## GIVEN TEXT

Stroll Nashville’s Main Street
So far, I’ve mostly addressed eating, drinking and sitting! Walk off all those calories in downtown Nashville. While the Main Street is charming, be sure to check out all the side streets, especially artisan’s corner. Nashville features a choice of restaurants, confectioneries, antique stores, and artsy shops. Its picturesque streets invite an afternoon stroll.
Hike the Surrounding Trails
Need more than a stroll? Take a hike. Brown County is a nature lover’s paradise. Nashville is surrounded by parks, both state and national.
Brown County State Park
Brown County State Park requires an entry fee. $7 for Indiana residents and $9 for non-residents. The nearly 16,000 acre park includes over 30 miles of bike trails, over 15 miles of hiking trails, and a large campground.
When I visited many years ago, I took a short hike on trail 7 around Ogle Lake with my dogs while looking for caches.
This time I took Trail 9 whose trailhead is located inside the campground. The ranger at the pay station to the campground will provide a parking pass for free. I connected the loop trail to the extension to make a 7.4 mile hike.

## STORED DATA
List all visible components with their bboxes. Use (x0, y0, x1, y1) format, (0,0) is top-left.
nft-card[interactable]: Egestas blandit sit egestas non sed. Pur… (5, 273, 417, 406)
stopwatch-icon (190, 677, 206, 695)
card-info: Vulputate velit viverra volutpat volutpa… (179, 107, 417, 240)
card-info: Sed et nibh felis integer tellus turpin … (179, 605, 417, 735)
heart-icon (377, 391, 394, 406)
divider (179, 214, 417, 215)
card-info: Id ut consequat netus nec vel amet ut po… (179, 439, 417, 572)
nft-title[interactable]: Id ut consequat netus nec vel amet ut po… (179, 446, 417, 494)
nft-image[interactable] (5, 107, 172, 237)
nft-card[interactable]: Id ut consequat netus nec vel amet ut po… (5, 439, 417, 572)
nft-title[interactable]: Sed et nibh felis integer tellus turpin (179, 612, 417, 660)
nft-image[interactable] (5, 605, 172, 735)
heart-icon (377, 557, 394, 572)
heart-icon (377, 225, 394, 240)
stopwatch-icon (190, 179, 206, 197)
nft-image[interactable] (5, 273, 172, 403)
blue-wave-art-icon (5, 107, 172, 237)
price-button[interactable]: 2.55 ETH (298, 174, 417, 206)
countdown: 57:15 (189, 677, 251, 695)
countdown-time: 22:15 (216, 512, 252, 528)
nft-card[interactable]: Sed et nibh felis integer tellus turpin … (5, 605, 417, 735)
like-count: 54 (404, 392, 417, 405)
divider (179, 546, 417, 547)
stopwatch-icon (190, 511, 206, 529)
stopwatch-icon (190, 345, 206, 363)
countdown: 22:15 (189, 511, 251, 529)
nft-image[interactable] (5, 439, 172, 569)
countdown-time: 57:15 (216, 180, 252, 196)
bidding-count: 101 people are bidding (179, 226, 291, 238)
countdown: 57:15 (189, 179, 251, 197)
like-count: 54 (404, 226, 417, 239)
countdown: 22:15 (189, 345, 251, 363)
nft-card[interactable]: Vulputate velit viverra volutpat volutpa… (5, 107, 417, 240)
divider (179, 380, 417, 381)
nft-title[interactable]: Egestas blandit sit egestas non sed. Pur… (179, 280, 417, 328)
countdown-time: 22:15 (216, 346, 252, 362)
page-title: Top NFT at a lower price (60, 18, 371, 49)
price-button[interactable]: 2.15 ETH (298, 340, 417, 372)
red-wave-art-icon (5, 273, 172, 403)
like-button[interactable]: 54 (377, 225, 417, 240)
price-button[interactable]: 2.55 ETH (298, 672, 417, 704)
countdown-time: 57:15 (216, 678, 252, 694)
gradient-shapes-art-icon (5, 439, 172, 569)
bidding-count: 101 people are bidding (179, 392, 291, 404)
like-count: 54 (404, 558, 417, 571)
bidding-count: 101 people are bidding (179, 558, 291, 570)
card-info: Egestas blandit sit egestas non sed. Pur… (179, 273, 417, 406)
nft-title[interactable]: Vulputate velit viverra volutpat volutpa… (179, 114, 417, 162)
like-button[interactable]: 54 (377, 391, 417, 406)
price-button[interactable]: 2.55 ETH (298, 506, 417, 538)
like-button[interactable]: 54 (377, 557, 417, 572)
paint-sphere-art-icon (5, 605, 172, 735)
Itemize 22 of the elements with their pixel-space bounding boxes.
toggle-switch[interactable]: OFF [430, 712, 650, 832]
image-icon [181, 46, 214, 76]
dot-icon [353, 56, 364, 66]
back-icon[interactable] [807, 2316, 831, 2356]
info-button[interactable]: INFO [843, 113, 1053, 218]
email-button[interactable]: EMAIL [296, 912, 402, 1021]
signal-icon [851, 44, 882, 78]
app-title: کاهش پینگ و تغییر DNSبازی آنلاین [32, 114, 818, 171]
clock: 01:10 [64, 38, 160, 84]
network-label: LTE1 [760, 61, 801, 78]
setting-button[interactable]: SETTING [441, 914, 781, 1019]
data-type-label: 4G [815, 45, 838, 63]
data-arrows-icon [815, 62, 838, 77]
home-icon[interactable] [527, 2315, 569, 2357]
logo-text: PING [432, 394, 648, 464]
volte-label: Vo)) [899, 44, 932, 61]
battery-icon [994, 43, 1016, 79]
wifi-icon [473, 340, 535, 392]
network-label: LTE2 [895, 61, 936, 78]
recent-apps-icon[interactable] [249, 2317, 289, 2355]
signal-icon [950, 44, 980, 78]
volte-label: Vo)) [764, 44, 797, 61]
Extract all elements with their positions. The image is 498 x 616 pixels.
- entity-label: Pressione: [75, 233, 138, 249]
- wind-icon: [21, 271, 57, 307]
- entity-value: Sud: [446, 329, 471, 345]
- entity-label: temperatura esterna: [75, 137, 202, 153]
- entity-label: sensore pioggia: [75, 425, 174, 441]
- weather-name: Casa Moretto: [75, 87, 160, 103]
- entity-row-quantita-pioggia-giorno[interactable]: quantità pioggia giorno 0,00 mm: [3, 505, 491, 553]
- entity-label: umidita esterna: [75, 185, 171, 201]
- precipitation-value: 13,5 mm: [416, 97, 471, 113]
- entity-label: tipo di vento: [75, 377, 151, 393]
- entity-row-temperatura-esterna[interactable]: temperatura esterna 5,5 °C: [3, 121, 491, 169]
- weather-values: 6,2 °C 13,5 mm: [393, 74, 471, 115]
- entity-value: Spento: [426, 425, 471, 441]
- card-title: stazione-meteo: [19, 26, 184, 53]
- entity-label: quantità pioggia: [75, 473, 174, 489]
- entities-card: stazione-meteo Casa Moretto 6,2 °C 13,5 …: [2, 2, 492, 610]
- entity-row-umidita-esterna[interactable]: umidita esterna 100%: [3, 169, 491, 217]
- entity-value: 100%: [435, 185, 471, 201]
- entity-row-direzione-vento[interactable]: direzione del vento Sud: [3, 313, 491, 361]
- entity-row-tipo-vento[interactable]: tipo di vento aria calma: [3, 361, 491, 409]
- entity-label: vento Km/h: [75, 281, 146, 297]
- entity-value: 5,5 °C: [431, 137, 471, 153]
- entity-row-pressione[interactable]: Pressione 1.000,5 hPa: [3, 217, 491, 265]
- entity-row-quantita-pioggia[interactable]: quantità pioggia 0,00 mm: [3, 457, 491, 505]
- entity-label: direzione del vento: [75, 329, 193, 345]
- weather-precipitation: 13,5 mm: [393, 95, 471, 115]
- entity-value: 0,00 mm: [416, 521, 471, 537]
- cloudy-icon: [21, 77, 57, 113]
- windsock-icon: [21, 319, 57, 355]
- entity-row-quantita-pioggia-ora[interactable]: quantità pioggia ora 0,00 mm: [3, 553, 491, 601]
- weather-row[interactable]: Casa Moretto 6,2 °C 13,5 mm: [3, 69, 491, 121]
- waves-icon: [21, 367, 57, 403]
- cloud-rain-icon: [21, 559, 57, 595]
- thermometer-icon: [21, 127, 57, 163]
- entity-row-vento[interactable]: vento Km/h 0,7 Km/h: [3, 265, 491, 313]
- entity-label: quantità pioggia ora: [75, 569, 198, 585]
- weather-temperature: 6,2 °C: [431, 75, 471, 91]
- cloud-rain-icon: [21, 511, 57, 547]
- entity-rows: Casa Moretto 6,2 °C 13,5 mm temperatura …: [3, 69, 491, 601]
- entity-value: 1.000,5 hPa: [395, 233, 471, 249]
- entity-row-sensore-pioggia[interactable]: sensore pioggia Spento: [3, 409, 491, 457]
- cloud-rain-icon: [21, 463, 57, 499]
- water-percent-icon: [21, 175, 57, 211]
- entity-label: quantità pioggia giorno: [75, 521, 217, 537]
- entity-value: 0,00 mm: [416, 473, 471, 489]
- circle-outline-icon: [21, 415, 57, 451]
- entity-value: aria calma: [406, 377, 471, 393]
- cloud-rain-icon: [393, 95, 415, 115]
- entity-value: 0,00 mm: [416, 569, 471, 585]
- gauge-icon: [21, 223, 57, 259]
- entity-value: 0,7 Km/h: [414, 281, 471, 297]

## WHAT THE EXERCISE ASKS
Answer these from the Nashville travel text.
(a) Which side street does it single out for a visit?
(b) What is the entry fee at Brown County State Park for non-residents?
(c) Which trail has its trailhead inside the campground?

## OUTPUT OF THE EXERCISE
(a) Artisan's corner
(b) $9
(c) Trail 9